Exercise description
Every line of the data that contains the string "affaires" must be copied.

Data lines

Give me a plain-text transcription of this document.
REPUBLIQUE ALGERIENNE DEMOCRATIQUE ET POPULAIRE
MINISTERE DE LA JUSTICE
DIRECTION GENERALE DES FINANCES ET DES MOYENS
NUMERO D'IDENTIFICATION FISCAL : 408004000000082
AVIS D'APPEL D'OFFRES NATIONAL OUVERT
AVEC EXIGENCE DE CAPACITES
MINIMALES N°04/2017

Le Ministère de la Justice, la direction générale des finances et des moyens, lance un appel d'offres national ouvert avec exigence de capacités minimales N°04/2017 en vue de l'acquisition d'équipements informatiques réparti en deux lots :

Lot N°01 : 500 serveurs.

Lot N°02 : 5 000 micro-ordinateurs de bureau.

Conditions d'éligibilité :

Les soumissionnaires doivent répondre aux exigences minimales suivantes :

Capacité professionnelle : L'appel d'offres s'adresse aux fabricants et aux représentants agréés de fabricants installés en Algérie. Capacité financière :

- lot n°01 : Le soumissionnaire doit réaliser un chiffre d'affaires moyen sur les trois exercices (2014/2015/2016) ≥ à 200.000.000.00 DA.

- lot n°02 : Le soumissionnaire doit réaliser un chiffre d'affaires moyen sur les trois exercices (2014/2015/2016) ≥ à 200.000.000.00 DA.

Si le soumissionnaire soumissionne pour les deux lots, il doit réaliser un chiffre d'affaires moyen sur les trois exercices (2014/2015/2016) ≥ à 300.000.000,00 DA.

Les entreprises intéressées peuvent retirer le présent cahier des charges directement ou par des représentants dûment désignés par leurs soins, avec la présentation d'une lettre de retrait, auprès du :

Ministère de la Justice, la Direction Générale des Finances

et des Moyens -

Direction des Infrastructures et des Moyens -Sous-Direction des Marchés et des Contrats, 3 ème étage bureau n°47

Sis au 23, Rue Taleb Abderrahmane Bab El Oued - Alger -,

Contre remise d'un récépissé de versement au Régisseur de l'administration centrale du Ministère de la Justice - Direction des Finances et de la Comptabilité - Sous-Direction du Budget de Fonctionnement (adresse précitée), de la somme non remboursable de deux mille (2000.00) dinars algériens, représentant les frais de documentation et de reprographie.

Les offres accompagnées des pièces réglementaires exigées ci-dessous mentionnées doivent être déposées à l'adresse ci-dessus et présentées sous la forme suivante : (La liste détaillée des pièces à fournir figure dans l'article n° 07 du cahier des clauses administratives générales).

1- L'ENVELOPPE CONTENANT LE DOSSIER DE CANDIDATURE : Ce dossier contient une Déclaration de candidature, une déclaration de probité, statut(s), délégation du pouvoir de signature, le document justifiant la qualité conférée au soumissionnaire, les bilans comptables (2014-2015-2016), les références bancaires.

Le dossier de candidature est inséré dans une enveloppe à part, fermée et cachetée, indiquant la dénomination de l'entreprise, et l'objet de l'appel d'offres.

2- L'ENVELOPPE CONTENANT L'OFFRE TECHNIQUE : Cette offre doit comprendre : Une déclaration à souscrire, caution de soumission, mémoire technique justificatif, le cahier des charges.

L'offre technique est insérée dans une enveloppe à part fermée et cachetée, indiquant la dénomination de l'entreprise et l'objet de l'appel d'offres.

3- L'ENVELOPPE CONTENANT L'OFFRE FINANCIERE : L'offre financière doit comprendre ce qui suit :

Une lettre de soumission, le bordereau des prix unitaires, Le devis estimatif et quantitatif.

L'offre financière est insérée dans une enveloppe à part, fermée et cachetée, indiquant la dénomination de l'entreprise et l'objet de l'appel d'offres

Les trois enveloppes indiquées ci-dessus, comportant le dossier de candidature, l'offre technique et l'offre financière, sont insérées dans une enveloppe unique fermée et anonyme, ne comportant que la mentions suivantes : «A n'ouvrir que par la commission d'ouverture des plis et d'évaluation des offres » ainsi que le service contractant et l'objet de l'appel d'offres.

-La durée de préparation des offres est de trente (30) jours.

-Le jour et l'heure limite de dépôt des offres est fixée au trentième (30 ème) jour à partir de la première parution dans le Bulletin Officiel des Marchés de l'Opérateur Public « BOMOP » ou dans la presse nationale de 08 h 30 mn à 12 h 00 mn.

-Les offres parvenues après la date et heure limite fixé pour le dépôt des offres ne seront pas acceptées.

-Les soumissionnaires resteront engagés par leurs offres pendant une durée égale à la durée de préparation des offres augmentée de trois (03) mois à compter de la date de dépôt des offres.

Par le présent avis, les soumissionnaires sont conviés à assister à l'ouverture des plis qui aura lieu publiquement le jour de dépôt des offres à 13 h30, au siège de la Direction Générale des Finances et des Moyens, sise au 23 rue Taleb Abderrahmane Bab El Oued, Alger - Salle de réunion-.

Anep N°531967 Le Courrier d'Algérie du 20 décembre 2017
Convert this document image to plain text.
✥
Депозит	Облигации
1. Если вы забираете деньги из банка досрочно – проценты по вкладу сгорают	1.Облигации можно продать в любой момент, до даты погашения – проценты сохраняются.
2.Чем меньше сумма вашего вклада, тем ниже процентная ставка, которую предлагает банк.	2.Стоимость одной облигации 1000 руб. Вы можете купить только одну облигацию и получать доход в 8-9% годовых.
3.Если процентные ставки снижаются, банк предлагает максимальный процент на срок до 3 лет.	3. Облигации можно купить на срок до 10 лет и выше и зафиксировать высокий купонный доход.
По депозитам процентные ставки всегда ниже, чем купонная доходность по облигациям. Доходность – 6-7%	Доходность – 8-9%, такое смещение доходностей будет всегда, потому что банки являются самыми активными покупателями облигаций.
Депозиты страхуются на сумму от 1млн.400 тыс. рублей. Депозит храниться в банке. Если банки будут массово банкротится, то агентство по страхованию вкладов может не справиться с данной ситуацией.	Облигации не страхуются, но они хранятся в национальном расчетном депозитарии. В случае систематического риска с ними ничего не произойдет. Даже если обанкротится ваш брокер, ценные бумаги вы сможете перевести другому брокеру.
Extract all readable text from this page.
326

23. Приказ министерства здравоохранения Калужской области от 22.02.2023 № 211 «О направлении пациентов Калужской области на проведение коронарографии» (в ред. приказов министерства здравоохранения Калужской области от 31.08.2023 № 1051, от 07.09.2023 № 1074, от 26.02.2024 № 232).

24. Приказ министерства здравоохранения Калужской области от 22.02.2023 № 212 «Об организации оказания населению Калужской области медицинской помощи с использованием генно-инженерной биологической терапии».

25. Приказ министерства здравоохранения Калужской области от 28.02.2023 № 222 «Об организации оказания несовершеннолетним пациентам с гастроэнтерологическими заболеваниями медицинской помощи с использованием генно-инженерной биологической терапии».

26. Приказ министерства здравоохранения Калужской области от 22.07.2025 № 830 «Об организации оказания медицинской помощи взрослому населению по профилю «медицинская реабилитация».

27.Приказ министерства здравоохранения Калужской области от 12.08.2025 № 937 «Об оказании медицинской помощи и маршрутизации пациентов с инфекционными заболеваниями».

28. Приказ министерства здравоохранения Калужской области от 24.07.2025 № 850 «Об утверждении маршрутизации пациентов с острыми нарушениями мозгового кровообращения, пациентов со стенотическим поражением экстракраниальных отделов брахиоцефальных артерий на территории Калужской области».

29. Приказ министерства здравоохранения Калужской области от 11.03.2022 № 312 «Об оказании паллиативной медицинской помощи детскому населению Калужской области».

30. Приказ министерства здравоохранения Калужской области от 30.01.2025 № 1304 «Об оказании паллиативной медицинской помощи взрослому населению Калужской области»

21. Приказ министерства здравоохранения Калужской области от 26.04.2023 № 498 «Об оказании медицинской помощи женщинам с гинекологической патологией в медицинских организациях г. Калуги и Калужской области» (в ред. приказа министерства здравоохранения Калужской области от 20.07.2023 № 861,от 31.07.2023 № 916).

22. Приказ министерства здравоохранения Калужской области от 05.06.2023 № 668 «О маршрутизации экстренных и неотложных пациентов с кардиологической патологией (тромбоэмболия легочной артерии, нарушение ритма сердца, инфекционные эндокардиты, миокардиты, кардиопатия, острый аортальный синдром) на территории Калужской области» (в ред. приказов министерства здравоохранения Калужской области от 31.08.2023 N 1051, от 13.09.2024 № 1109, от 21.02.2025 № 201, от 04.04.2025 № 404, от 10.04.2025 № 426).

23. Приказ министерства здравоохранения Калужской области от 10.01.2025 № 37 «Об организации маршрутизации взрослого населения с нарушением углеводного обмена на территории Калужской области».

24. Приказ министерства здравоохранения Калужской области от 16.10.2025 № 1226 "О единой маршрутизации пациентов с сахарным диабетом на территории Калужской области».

Finished answer
- lot n°01 : Le soumissionnaire doit réaliser un chiffre d'affaires moyen sur les trois exercices (2014/2015/2016) ≥ à 200.000.000.00 DA.
- lot n°02 : Le soumissionnaire doit réaliser un chiffre d'affaires moyen sur les trois exercices (2014/2015/2016) ≥ à 200.000.000.00 DA.
Si le soumissionnaire soumissionne pour les deux lots, il doit réaliser un chiffre d'affaires moyen sur les trois exercices (2014/2015/2016) ≥ à 300.000.000,00 DA.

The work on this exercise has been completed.